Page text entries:
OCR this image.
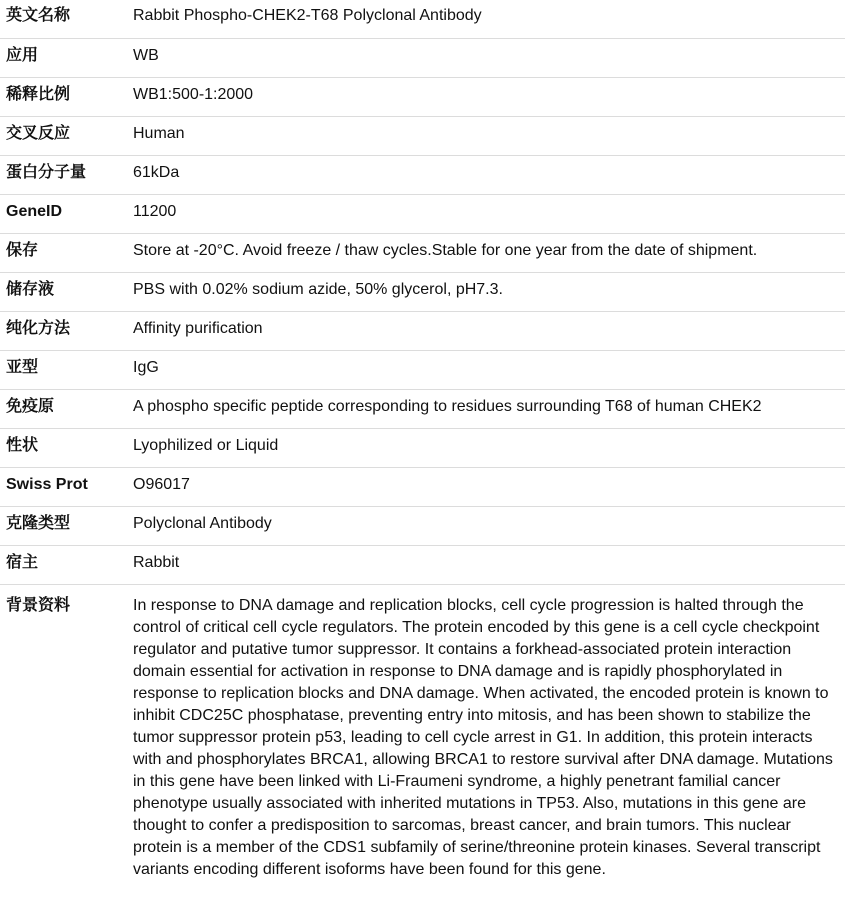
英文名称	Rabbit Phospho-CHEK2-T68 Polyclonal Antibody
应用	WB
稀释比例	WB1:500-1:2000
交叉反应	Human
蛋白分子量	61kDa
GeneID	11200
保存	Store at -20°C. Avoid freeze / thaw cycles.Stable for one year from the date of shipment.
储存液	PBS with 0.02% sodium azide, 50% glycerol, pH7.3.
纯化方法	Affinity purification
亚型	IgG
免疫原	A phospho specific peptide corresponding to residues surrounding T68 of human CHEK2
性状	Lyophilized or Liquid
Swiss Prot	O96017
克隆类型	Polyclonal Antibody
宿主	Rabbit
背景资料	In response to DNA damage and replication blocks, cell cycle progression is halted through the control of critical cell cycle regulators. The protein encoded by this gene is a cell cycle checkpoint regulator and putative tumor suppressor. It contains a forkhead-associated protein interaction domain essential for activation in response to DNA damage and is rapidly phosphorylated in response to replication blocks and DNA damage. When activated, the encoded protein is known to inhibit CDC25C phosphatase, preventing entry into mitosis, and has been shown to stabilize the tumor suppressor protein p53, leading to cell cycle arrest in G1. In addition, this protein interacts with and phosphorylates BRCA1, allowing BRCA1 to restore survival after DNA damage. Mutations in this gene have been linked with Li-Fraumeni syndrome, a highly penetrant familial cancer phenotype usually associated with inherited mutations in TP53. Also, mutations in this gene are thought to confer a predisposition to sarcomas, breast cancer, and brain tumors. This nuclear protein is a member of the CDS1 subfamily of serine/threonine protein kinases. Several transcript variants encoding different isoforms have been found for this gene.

...

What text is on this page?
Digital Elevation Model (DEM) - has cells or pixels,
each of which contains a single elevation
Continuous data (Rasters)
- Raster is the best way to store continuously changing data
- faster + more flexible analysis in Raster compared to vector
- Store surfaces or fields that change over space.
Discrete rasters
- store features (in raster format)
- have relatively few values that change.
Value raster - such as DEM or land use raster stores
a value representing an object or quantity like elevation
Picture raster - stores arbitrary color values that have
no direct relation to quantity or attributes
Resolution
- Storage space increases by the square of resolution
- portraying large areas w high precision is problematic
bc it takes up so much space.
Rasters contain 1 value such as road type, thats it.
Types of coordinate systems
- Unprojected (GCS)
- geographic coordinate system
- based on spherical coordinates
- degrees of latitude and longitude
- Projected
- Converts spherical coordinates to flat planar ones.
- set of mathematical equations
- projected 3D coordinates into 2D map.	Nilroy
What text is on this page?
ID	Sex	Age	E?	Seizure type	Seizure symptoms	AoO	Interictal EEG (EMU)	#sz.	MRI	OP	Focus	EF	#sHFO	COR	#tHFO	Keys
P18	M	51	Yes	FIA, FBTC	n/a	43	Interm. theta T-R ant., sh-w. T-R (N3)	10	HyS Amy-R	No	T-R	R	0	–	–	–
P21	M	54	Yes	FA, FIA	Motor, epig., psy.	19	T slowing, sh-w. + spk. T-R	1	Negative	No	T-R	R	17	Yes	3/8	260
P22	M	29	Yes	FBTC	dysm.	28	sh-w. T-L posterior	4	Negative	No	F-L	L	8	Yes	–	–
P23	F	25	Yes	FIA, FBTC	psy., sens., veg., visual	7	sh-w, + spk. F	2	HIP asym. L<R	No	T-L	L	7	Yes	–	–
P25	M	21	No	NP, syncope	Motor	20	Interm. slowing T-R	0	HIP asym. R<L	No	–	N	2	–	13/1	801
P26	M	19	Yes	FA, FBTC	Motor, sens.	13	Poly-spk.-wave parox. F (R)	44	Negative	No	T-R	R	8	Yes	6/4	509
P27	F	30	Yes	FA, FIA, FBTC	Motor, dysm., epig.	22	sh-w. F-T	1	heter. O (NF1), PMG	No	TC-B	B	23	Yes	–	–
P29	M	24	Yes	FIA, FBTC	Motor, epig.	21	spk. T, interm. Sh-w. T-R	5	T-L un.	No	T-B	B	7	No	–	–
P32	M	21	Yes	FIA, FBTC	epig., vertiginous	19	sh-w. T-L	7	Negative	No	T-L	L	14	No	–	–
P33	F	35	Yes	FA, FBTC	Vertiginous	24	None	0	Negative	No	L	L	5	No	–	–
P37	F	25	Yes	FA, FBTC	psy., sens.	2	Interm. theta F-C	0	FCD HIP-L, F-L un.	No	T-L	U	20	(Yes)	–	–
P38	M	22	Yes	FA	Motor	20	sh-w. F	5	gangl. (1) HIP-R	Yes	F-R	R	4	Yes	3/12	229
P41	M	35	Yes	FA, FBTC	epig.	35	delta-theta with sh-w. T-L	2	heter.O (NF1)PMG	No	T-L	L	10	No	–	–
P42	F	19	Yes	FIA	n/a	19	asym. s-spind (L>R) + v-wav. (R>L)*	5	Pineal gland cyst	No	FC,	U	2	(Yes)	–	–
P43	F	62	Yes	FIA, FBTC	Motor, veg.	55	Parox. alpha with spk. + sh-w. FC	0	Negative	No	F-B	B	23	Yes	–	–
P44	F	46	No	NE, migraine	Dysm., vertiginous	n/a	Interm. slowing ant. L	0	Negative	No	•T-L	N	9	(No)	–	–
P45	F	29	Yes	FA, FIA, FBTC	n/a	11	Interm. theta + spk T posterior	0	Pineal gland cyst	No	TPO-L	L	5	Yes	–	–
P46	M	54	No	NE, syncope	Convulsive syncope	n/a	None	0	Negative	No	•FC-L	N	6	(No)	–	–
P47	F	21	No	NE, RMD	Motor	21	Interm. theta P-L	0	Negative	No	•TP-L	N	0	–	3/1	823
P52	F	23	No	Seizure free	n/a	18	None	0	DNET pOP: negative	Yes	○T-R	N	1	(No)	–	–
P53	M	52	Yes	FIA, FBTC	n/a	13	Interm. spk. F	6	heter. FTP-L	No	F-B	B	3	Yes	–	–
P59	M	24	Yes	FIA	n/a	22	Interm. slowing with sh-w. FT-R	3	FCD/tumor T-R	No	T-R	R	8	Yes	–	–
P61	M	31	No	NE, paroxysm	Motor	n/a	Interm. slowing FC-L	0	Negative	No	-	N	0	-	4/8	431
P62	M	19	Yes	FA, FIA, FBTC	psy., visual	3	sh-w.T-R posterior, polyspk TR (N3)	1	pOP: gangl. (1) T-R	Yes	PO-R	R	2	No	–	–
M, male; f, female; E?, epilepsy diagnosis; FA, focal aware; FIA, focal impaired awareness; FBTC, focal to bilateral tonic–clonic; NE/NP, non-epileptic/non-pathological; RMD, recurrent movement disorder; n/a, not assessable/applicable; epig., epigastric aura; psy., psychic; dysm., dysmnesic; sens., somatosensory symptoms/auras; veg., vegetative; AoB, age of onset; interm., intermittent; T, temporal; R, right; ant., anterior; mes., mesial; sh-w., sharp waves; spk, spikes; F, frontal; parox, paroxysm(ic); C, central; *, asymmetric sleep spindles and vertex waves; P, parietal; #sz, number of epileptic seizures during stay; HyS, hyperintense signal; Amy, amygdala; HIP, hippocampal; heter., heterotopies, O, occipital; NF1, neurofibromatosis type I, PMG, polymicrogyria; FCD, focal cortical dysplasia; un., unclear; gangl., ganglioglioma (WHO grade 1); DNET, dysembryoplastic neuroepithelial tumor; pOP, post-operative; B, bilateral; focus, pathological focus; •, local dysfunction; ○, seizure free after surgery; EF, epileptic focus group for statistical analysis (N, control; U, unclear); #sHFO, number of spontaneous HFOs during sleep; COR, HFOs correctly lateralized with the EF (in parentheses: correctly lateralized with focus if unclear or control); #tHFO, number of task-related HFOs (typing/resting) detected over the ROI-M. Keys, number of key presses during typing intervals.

---

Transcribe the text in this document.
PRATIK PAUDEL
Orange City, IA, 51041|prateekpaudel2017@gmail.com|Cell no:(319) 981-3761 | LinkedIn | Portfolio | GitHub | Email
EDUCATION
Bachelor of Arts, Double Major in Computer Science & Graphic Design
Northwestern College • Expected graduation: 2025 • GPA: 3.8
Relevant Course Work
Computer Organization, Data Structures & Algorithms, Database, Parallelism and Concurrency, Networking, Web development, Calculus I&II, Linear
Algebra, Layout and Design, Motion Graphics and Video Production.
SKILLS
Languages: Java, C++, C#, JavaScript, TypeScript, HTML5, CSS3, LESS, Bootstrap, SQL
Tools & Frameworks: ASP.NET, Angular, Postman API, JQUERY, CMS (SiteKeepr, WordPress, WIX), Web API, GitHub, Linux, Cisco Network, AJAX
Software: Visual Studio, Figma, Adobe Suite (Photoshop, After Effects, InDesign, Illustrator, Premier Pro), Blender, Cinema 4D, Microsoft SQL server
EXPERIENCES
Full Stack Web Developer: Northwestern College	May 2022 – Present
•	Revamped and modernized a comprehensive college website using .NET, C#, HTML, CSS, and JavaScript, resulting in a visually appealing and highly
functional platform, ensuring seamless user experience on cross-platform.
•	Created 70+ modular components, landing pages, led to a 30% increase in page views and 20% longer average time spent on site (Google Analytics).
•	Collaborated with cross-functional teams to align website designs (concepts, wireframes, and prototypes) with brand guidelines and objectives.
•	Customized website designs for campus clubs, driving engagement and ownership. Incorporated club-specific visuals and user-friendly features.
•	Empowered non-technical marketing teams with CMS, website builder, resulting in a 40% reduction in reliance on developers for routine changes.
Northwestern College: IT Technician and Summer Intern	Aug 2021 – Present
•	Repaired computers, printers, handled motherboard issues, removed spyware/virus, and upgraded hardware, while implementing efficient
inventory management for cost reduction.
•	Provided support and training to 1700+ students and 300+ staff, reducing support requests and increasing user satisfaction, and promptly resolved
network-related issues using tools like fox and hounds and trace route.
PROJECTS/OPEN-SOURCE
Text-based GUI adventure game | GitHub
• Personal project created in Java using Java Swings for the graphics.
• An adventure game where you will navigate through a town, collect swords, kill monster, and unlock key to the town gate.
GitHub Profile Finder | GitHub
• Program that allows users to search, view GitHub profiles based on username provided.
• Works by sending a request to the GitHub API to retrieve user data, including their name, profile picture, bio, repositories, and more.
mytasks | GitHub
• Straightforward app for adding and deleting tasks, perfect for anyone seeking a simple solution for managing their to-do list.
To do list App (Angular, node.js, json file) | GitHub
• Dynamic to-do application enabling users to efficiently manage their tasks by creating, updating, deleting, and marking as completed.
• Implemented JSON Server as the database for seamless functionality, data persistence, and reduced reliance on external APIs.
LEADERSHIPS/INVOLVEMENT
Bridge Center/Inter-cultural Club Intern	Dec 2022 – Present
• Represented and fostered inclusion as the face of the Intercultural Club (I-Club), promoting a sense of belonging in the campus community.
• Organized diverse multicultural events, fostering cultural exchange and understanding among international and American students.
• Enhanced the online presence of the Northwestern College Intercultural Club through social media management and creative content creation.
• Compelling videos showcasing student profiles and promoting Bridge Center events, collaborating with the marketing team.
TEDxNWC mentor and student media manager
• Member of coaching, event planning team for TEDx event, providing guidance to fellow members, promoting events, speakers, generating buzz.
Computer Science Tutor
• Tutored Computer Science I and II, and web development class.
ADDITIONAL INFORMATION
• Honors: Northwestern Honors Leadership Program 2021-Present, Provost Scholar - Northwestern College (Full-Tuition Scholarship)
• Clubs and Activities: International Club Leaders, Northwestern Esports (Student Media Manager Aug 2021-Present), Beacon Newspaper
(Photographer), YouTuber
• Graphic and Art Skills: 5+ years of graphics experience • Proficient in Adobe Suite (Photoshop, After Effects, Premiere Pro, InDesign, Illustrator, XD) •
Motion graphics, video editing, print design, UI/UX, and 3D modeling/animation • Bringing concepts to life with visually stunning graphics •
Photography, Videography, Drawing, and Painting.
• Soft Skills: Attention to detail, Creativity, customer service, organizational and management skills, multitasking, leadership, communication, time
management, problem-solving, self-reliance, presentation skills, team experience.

- Work instruction
Show me all lines in the records that contain "syncope".

- Task response
P25	M	21	No	NP, syncope	Motor	20	Interm. slowing T-R	0	HIP asym. R<L	No	–	N	2	–	13/1	801
P46	M	54	No	NE, syncope	Convulsive syncope	n/a	None	0	Negative	No	•FC-L	N	6	(No)	–	–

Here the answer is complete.